◆ **Exercise directions**:
Extract all records. Keep each one exact.
-- start of Exercise inputs --
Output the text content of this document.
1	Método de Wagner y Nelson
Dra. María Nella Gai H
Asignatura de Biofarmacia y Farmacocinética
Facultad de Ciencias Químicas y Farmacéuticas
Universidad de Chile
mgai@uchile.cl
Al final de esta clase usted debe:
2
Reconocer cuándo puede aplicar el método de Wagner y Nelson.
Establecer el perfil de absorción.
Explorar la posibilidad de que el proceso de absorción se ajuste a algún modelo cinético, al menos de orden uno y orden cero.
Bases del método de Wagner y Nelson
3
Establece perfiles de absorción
-- end of Exercise inputs --
◆ **Correct output**:
Output the text content of this document.
1	Método de Wagner y Nelson
Dra. María Nella Gai H
Asignatura de Biofarmacia y Farmacocinética
Facultad de Ciencias Químicas y Farmacéuticas
Universidad de Chile
mgai@uchile.cl
Al final de esta clase usted debe:
2
Reconocer cuándo puede aplicar el método de Wagner y Nelson.
Establecer el perfil de absorción.
Explorar la posibilidad de que el proceso de absorción se ajuste a algún modelo cinético, al menos de orden uno y orden cero.
Bases del método de Wagner y Nelson
3
Establece perfiles de absorción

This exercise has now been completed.